[Input data]

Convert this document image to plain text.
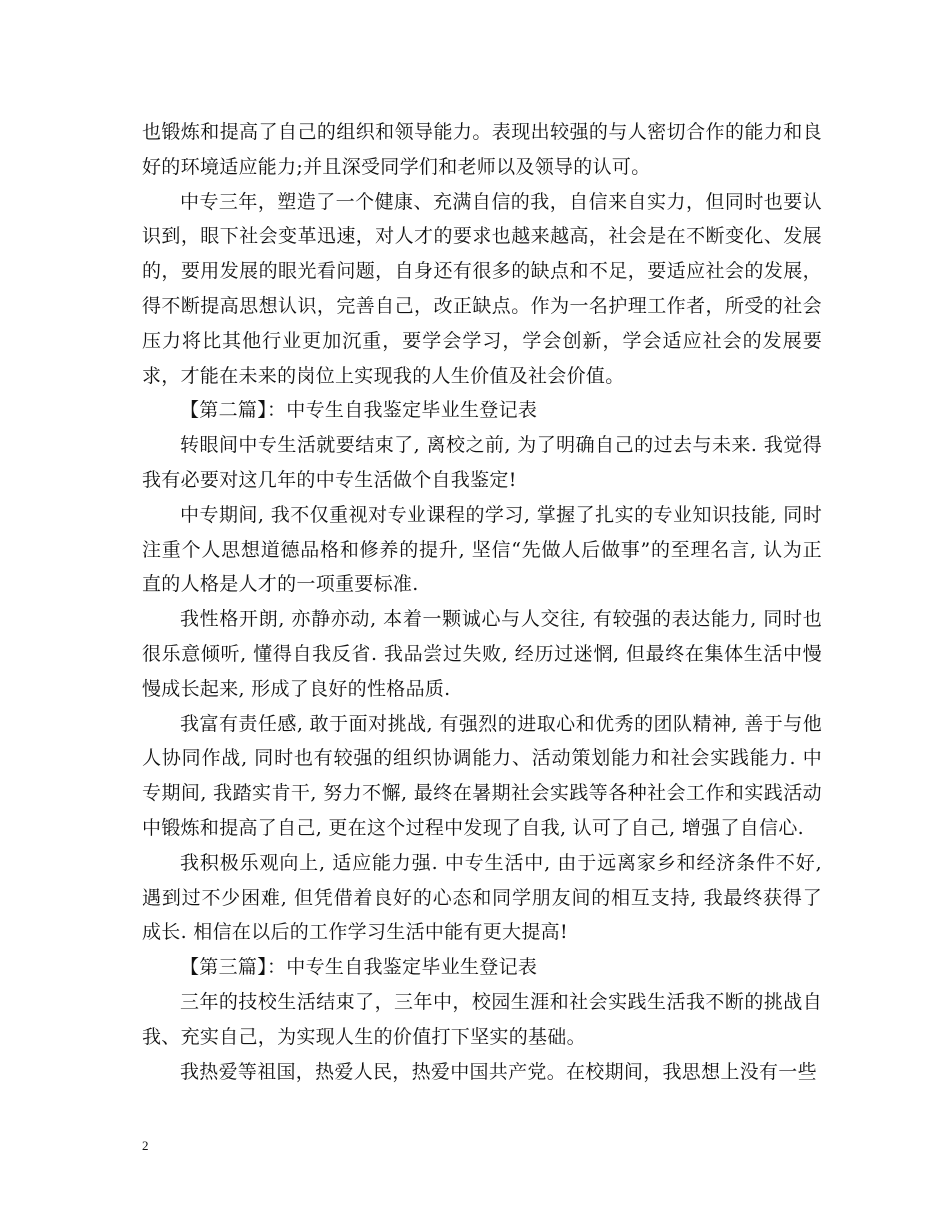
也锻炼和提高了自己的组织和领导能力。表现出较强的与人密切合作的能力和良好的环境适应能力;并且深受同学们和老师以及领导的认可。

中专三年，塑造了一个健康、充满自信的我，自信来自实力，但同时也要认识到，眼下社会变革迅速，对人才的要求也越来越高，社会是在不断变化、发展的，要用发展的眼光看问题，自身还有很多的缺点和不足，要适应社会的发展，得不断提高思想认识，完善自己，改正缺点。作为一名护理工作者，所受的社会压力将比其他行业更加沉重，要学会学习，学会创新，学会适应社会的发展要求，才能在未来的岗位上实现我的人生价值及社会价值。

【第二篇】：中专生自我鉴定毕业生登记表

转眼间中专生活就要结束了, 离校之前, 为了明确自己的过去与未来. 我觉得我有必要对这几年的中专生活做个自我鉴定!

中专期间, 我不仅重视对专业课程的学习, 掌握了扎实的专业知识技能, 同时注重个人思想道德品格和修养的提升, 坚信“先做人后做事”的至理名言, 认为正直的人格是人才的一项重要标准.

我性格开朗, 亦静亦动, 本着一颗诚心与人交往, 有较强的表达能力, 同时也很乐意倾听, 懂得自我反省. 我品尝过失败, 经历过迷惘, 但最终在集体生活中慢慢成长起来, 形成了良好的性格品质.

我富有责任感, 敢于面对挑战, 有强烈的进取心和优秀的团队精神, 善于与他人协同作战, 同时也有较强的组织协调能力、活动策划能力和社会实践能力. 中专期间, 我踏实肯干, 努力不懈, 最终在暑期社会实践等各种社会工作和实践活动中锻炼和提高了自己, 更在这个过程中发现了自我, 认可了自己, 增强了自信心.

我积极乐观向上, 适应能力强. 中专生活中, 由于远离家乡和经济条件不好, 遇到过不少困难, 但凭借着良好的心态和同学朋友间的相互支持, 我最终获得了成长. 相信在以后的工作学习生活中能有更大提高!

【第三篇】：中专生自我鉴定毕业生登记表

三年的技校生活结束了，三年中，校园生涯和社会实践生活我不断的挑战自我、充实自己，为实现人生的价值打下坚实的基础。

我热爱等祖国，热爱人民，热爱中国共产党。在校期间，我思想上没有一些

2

* * *

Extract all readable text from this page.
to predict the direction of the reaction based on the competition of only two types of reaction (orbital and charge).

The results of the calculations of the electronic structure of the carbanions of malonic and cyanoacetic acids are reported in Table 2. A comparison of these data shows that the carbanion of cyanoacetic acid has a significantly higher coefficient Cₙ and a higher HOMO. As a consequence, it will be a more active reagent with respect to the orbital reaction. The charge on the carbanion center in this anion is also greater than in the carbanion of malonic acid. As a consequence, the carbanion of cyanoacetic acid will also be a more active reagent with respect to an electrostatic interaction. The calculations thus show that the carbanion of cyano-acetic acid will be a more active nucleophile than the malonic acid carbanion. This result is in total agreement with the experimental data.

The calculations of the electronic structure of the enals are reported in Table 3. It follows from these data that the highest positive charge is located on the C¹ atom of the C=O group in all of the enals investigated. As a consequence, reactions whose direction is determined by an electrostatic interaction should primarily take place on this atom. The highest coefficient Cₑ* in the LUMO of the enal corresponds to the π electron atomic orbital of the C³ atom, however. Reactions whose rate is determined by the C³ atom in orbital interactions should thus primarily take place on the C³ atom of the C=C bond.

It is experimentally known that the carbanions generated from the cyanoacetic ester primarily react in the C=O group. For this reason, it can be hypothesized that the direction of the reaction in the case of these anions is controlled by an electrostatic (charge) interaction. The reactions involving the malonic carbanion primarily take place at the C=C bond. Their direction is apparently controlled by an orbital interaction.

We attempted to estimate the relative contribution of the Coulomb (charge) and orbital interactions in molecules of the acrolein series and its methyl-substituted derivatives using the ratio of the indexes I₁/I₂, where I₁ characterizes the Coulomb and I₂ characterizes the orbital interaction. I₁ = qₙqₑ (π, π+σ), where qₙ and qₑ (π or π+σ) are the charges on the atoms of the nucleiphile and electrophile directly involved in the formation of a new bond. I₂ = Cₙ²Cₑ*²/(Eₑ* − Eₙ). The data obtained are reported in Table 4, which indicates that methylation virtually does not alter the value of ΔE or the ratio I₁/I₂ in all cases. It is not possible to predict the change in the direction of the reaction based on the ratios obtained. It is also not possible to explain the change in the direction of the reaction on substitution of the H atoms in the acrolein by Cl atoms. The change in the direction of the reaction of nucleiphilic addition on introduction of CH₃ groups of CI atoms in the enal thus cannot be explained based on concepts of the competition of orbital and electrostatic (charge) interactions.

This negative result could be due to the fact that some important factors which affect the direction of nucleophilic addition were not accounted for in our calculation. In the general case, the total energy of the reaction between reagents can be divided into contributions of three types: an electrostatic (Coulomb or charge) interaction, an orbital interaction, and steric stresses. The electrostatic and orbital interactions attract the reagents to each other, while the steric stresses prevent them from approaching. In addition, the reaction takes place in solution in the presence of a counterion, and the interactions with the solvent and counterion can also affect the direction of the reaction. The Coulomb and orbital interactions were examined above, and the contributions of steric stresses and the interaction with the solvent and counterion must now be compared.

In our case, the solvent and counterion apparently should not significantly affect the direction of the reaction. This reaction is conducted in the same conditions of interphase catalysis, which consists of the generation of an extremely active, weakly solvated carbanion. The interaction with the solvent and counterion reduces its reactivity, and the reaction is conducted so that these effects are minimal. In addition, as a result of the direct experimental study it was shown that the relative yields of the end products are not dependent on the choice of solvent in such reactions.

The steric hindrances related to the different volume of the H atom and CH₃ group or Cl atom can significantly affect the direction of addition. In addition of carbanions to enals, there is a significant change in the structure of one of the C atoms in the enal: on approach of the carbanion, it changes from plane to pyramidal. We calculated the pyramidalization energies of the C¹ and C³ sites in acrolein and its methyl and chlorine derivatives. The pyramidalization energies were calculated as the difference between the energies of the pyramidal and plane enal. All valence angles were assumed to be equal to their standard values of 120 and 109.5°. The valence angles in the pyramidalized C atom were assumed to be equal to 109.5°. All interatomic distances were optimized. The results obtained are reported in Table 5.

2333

[Requirements] Read the entries and show each line that mentions "text".

[Result]
Convert this document image to plain text.
Extract all readable text from this page.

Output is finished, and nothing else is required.